═════ Material for the task ═════

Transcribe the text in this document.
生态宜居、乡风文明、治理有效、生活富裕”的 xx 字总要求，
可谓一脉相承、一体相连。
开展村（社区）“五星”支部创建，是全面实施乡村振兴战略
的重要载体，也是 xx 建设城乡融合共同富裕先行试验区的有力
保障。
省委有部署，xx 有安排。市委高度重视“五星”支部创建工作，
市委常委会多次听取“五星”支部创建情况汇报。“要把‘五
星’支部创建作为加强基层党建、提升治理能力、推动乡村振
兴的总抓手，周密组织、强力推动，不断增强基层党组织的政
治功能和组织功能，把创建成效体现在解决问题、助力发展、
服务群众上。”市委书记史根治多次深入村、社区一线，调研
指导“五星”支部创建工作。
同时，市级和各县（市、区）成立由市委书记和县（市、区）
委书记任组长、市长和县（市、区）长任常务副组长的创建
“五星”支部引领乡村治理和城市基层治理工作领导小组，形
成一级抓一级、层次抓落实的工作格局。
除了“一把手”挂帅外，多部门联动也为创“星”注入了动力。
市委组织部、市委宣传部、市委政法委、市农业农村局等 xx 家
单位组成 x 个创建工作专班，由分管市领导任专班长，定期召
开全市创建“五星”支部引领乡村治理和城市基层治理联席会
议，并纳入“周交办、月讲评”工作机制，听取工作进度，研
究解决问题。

═════

▶ _Stated exercise_
Your task is to repeat the data exactly, with nothing left out.

▶ _The answer_
Transcribe the text in this document.
生态宜居、乡风文明、治理有效、生活富裕”的 xx 字总要求，
可谓一脉相承、一体相连。
开展村（社区）“五星”支部创建，是全面实施乡村振兴战略
的重要载体，也是 xx 建设城乡融合共同富裕先行试验区的有力
保障。
省委有部署，xx 有安排。市委高度重视“五星”支部创建工作，
市委常委会多次听取“五星”支部创建情况汇报。“要把‘五
星’支部创建作为加强基层党建、提升治理能力、推动乡村振
兴的总抓手，周密组织、强力推动，不断增强基层党组织的政
治功能和组织功能，把创建成效体现在解决问题、助力发展、
服务群众上。”市委书记史根治多次深入村、社区一线，调研
指导“五星”支部创建工作。
同时，市级和各县（市、区）成立由市委书记和县（市、区）
委书记任组长、市长和县（市、区）长任常务副组长的创建
“五星”支部引领乡村治理和城市基层治理工作领导小组，形
成一级抓一级、层次抓落实的工作格局。
除了“一把手”挂帅外，多部门联动也为创“星”注入了动力。
市委组织部、市委宣传部、市委政法委、市农业农村局等 xx 家
单位组成 x 个创建工作专班，由分管市领导任专班长，定期召
开全市创建“五星”支部引领乡村治理和城市基层治理联席会
议，并纳入“周交办、月讲评”工作机制，听取工作进度，研
究解决问题。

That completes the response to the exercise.